▶ _Extrait choisi_
D. LA MISE EN PLACE DU SERVICE NATIONAL UNIVERSEL NE DOIT PAS SE FAIRE AU DÉTRIMENT DU SERVICE CIVIQUE
Malgré ces résultats très positifs, votre rapporteur pour avis regrette la très nette inflexion des crédits consacrés au service civique dans le projet de budget pour 2020.
Ainsi, alors que les années précédentes, il était habituel d'avoir un taux de progression à deux chiffres des crédits alloués , pour 2020, cette hausse n'est que de 2 % - contre + 12 % l'année précédente.
Le graphique ci-après retrace l'évolution des crédits alloués à l'agence du service civique et le taux de progression d'une année sur l'autre, ainsi que les crédits exécutés.
Évolution des crédits alloués (et
taux de progression),
ainsi que des crédits exécutés
par l'agence du service civique
Sources : documents budgétaires
Dans ces conditions de hausse insuffisante des crédits pour faire face au nombre de demandes, la tendance actuelle est à une volonté de réduire la durée des missions. Selon les informations transmises à votre rapporteur pour avis, l'agence du service civique demande de réduire la durée de la mission de neuf mois à huit voire sept mois. De l'aveu même de Mme Béatrice Angrand, présidente de l'agence du service civique, même si « toute mission reste une chance pour le jeune », un stage de sept mois pose plusieurs problèmes :
- alors qu'un stage de neuf mois permet de couvrir une année scolaire ou universitaire , un stage d'une durée inférieure pose la question de ce que le jeune va faire dans l'intervalle entre la fin de sa mission et la reprise de ses études ou de son projet professionnel ;
- former un jeune nécessite un certain temps, afin que ce dernier soit opérationnel. Ce délai est d'autant plus important pour des petites structures moins organisées ou peu habituées à accueillir des volontaires, ou pour des jeunes en difficulté d'insertion sociale. La durée de la mission doit être suffisamment importante pour permettre aux structures d'accueil de tirer profit de la présence de ce jeune en leur sein. Celles-ci risquent de refuser de proposer des missions courtes entraînant ainsi une diminution du nombre de missions proposées.

▶ _Lignes répertoriées_
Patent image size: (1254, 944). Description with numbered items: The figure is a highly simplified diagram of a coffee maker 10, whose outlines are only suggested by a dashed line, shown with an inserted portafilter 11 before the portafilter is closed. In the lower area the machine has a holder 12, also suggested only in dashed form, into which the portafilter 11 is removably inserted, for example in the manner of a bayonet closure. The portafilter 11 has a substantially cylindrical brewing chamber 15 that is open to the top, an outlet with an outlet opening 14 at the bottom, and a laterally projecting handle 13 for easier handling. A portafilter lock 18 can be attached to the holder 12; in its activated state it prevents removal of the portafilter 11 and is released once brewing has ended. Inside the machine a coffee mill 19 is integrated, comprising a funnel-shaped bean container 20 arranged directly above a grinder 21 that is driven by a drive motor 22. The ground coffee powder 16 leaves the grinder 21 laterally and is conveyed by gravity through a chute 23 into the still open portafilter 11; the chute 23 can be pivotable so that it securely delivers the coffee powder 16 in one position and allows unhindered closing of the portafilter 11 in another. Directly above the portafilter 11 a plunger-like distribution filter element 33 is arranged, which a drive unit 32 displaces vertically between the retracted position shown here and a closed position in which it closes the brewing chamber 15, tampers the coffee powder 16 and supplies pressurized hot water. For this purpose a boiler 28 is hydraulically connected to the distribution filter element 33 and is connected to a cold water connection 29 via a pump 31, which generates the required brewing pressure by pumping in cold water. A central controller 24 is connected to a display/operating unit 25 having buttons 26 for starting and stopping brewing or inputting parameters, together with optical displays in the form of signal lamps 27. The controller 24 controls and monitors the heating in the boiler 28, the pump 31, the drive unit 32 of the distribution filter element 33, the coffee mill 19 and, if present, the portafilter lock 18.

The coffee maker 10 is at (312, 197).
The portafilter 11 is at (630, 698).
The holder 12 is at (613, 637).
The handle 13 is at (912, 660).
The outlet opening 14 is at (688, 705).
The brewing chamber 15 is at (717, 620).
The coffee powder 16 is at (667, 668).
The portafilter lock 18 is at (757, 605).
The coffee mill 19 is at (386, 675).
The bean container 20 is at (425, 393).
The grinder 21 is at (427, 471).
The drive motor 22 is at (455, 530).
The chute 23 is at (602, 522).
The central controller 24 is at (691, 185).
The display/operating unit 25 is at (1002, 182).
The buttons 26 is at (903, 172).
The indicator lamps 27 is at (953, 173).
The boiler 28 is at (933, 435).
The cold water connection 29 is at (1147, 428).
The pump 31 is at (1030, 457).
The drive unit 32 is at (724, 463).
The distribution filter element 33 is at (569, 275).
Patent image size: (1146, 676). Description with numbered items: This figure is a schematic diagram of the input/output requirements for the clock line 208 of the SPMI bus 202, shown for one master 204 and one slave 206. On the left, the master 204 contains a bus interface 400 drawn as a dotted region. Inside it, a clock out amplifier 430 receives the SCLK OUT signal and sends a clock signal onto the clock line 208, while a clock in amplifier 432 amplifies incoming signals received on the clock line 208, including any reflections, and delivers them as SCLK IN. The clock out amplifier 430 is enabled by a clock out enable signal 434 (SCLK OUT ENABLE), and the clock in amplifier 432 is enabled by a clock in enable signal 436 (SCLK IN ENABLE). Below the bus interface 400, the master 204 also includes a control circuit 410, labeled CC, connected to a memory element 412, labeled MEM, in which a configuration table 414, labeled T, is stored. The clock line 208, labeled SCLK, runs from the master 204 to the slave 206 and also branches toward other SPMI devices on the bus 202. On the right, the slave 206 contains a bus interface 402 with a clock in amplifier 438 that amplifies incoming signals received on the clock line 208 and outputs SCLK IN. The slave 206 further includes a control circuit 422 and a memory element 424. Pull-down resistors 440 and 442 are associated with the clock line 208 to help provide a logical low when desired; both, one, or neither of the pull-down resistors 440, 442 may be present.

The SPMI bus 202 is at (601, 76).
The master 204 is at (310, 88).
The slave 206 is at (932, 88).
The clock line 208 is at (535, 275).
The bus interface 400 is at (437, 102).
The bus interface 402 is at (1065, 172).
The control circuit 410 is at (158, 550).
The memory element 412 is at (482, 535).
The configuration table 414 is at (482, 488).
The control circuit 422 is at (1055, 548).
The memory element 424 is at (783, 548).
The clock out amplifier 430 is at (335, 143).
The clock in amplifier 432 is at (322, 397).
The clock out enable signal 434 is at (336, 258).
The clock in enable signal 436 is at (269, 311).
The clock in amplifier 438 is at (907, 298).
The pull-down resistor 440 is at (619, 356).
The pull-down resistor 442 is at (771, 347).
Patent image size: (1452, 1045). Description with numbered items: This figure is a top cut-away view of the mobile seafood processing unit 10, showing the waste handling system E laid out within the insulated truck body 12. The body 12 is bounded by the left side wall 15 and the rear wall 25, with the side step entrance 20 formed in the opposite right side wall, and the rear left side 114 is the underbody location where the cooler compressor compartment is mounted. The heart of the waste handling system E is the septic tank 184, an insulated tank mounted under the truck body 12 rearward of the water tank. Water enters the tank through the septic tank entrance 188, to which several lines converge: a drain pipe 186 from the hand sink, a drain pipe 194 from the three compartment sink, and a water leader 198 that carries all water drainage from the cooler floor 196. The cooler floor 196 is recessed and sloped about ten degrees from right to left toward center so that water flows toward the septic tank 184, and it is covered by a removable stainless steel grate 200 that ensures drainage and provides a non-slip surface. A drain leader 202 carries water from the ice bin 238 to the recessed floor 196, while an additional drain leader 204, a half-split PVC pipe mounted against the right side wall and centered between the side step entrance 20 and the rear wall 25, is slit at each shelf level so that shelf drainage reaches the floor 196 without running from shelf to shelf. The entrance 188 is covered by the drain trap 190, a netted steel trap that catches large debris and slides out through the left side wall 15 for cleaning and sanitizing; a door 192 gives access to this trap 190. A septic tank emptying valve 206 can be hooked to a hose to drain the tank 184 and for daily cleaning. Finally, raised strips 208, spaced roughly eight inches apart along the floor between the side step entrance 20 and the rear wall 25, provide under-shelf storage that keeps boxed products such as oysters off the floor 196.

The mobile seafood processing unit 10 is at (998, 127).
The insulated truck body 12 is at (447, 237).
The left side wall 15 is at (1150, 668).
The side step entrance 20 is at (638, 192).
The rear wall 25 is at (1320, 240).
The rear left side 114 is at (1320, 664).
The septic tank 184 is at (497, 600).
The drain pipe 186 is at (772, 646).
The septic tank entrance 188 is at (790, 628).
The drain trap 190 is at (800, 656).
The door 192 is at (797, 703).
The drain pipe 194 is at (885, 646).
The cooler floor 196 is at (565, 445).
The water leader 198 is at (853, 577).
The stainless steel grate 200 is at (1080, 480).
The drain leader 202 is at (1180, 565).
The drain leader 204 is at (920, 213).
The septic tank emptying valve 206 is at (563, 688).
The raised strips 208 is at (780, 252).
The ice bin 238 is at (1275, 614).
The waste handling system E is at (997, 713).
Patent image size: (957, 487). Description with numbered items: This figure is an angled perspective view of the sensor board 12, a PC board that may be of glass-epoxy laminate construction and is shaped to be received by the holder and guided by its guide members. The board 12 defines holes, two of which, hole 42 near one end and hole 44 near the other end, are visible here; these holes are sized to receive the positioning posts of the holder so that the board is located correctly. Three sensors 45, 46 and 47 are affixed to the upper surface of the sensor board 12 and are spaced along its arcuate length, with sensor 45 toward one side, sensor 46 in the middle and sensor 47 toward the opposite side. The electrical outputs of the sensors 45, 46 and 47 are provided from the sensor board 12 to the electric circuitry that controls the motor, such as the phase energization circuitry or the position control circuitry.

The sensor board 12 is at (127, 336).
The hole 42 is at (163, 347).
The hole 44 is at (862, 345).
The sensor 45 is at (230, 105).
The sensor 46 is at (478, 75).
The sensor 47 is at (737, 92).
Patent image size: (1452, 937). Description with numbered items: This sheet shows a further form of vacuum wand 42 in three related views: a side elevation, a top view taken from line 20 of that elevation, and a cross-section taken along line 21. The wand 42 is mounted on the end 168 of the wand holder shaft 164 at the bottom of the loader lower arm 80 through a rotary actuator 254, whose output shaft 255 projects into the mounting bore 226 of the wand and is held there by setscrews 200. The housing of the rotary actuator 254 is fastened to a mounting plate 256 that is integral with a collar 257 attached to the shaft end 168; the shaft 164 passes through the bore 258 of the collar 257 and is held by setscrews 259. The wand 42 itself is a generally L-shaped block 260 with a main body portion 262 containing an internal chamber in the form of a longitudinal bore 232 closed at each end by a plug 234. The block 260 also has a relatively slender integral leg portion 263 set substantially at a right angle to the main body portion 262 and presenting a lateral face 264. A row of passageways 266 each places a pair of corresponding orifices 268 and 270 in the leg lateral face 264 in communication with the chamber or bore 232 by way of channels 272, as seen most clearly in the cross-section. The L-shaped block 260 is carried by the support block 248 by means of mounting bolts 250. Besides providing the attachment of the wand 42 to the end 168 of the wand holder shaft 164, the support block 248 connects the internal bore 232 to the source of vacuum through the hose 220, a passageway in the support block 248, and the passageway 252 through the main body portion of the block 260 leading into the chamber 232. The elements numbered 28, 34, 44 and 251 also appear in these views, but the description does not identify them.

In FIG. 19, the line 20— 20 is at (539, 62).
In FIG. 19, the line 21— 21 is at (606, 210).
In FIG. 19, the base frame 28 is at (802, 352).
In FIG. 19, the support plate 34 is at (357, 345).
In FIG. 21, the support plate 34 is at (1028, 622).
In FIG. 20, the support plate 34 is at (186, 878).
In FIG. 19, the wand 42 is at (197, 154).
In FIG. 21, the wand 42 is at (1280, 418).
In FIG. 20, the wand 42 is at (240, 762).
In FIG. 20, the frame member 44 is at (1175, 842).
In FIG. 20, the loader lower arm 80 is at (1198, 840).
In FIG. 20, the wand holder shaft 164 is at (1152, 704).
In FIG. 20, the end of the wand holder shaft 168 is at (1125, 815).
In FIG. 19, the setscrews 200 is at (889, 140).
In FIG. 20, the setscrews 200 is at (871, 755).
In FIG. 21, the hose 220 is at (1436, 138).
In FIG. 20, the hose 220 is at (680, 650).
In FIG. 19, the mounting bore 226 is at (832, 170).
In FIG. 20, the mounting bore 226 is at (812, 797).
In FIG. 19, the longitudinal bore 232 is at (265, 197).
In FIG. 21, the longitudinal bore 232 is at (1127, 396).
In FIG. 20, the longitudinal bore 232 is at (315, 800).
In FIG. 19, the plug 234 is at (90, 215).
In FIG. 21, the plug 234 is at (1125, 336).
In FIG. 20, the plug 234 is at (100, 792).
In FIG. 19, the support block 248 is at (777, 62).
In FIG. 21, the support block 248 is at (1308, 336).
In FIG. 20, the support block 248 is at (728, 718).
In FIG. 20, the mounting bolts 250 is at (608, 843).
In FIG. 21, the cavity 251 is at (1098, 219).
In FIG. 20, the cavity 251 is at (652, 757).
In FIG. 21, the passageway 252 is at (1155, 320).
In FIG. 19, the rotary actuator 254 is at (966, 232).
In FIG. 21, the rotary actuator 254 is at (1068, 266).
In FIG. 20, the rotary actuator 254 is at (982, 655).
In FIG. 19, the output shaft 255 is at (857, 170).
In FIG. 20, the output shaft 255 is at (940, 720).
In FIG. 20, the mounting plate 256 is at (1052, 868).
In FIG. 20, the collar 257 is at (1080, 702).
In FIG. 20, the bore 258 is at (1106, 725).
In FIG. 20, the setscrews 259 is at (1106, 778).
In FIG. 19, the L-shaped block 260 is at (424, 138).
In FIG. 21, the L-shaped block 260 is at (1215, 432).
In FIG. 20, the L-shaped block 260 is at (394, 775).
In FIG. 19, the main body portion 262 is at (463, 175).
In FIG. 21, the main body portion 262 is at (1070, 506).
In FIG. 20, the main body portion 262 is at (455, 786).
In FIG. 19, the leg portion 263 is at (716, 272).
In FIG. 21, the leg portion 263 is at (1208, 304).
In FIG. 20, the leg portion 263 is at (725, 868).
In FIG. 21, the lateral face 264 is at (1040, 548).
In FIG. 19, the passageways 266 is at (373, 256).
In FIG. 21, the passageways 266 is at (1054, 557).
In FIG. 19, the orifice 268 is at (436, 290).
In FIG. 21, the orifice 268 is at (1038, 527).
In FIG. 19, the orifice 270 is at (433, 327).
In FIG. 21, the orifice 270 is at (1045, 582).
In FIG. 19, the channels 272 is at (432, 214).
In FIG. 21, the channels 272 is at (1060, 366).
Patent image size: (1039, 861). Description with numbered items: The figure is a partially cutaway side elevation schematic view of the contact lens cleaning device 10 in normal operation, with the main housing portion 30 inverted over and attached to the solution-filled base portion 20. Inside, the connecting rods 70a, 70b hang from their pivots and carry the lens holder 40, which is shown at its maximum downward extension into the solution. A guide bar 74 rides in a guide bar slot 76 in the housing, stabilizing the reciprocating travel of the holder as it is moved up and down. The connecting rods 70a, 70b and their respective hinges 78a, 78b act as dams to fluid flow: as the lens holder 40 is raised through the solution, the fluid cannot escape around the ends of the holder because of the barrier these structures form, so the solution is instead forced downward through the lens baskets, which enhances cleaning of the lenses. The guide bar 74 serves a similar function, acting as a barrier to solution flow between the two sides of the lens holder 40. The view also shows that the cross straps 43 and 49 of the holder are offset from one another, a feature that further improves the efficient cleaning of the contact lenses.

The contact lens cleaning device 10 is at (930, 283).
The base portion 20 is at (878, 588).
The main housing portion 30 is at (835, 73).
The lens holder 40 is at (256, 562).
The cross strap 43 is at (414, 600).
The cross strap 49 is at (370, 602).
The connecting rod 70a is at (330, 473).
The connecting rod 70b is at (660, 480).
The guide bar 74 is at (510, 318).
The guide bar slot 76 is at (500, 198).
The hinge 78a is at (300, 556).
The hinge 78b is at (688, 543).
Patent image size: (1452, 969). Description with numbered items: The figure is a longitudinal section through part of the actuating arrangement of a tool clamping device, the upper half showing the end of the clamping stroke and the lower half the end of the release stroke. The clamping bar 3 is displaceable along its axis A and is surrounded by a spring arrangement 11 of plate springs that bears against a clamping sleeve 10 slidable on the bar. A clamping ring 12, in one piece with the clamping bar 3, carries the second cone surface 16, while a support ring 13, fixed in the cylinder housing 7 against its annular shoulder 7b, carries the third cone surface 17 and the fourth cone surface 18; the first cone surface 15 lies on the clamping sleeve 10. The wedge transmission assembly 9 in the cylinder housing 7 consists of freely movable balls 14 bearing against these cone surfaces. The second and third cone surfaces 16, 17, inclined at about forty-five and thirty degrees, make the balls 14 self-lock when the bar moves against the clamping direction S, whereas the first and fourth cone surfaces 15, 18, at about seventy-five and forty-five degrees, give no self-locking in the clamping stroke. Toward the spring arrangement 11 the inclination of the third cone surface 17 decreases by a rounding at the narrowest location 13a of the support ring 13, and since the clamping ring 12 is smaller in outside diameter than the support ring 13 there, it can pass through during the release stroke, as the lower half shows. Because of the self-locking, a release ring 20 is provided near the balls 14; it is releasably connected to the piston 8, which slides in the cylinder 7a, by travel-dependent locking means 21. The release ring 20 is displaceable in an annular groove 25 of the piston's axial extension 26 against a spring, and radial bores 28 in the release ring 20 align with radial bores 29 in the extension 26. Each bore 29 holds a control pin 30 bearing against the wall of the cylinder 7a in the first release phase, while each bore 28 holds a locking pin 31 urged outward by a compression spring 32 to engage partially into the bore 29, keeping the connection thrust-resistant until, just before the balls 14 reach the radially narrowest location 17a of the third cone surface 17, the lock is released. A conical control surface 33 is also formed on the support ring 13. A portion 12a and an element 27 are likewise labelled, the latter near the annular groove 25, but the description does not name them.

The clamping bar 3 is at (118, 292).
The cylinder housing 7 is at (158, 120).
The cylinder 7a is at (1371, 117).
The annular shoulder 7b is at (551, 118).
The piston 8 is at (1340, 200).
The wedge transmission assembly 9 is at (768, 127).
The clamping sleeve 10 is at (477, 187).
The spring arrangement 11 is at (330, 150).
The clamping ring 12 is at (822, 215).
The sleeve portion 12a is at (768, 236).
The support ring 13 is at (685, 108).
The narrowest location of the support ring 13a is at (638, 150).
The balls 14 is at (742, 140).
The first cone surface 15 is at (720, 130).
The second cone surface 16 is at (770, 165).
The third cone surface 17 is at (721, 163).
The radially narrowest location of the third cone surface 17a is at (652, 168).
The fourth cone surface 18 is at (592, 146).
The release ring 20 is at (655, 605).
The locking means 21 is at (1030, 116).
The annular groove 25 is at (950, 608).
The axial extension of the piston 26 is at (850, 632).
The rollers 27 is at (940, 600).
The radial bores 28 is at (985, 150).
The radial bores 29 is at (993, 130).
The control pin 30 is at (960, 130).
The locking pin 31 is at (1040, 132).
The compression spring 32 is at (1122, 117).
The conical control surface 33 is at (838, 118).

▶ _Objectif A_
Reproduisez fidèlement la partie de l'extrait sur le service civique qui s'ouvre sur les mots « Ainsi, alors que » et se clôt sur « 12 % l'année précédente. ».
▶ _Objectif B_
Traduisez en anglais cette phrase de l'extrait sur le service civique : « Malgré ces résultats très positifs, votre rapporteur pour avis regrette la très nette inflexion des crédits consacrés au service civique dans le projet de budget pour 2020. »
▶ _Objectif C_
Prolongez l'extrait sur le service civique à la suite de sa dernière phrase.
Les lignes n'ont aucun lien avec l'extrait sur le service civique.

▶ _Résultat A_
Ainsi, alors que les années précédentes, il était habituel d'avoir un taux de progression à deux chiffres des crédits alloués , pour 2020, cette hausse n'est que de 2 % - contre + 12 % l'année précédente.

▶ _Résultat B_
Despite these very positive results, your rapporteur for opinion regrets the very marked slowdown in the appropriations devoted to civic service in the draft budget for 2020.

▶ _Résultat C_
Dans ce contexte de diminution de la durée des missions, qui a nécessairement des conséquences négatives sur les bénéfices du service civique qu'en retirent le jeune et l'organisme d'accueil, votre rapporteur pour avis s'interroge sur l'articulation entre le service civique et le service national universel . La phase 3 de ce dernier prévoit en effet une mission d'une durée de trois à douze mois. Votre rapporteur pour avis se demande si cette articulation ne va pas conduire à une pression pour diminuer encore la durée des missions . En effet, lors de son audition devant votre commission, M. Gabriel Attal, secrétaire d'État, a déclaré que le succès du service national universel se mesurera à l'aune du nombre de jeunes choisissant d'effectuer une mission volontaire d'engagement dans le cadre de la phase 3 du SNU. Par ailleurs, votre rapporteur pour avis souhaite rappeler qu'en l'état actuel de la réglementation, une mission du service civique ne peut avoir une durée inférieure à six mois . Une modification de cette règle permettant des missions de très courte durée pourrait remettre en cause la nature même du service civique .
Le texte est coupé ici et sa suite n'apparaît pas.